▶ AIM OF THE TASK
List every person's name that appears in the forum thread on floating-point multiplication below.

Floating point multiplication on Spartan3 device

codejk,

How fast and precise does it have to be?

You could put a MicroBlaze on there with the single-precision floating-point instructions enabled and do it in software.

Stephen

Thank you for your interest. I want to get the result on each 80 ns. (pipeline can be used.) Sorry but since I have worked with xilinx devices several years, I have no experience about MicroBlaze. So could you plz recommend some materials about MicroBlaze?

codejk,

What kind of floating-point number is it? IEEE754? Single or double precision?

Are those the actual dimensions of your matrices?

It looks to me like you have 9 multiplications, 6 additions and 2 divisions to do every 80ns. I work this out to be 212.5MFLOPS.

According to:

The best performance you're going to get from a FPU-enabled microblaze running on a V4 is 33MFLOPS (clocking at 200MHz). I work out about

22-23 MFLOPS being the most you would get for your particular instruction mix. Reduce this again for the lower performance of the Spartan 3, then you're looking at being a long way off from what you need.

So, FPU-enabled microblaze is a good suggestion, but when you factor in the 'result every 80 ns constraint' it's unfortunately not viable.

All is not lost though, even with Spartan devices these days you can get well into the GFLOPS in terms of floating-point performance. To do it you need to take advantage of the vast real-estate and data-throughput capabilities of the devices.

What I would suggest are floating-point cores. Pipelined, and with multiple instantiations. With these you could easily obtain the performance you need.

You would have to pay for the IP, but once you had it you could very easily achieve your design with minimum headaches.

Of course, if you don't have the cash to fork out on this, then you'll have no choice but to look at another way of doing it, fixed point for example...

Tell us how you get on,

Robin

Hi codejk,

A library of floating-point IP blocks is available in the latest release of Coregen. If you have the ISE tools (not web-pack), go take a look. A fixed-point implementation may be smaller and simpler, but you might need bigger bit-widths to cope with the dynamic range.

▶ COLLECTED DATA
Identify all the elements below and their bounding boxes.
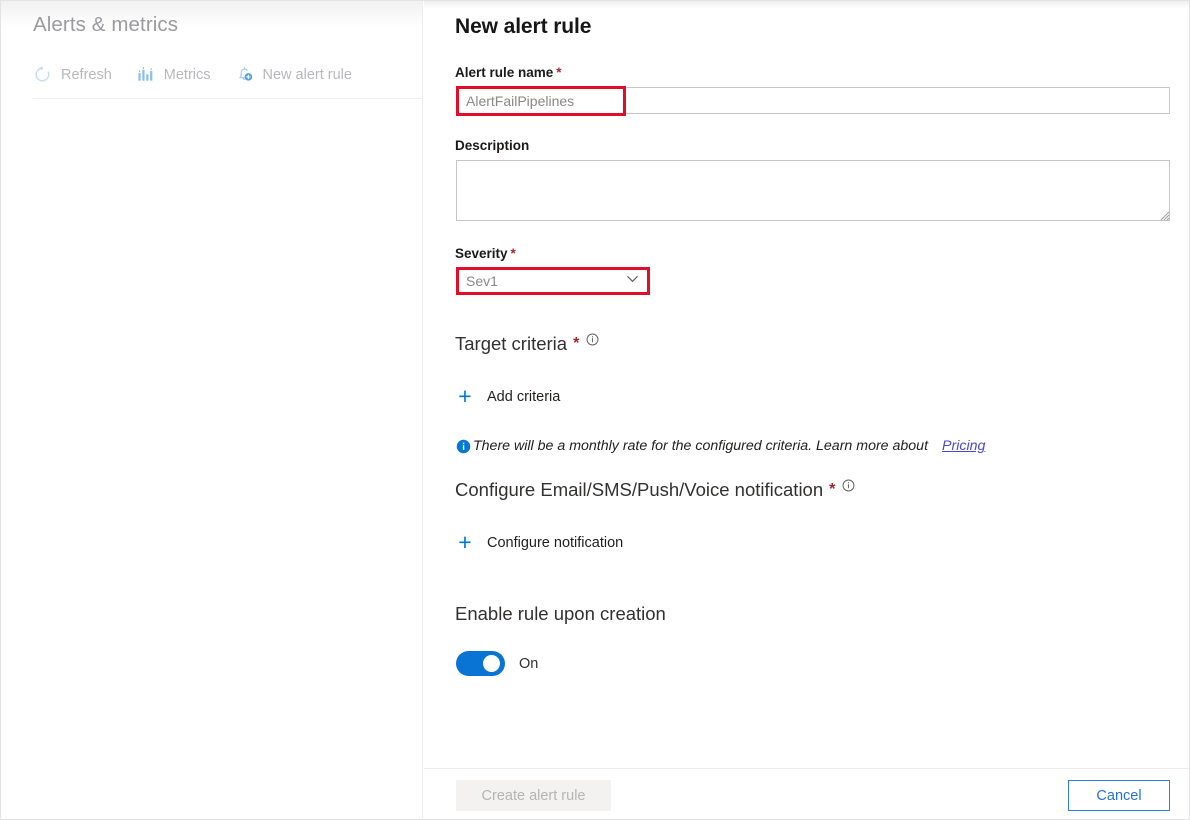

▶ REPLY TO THE TASK
codejk, Stephen, Robin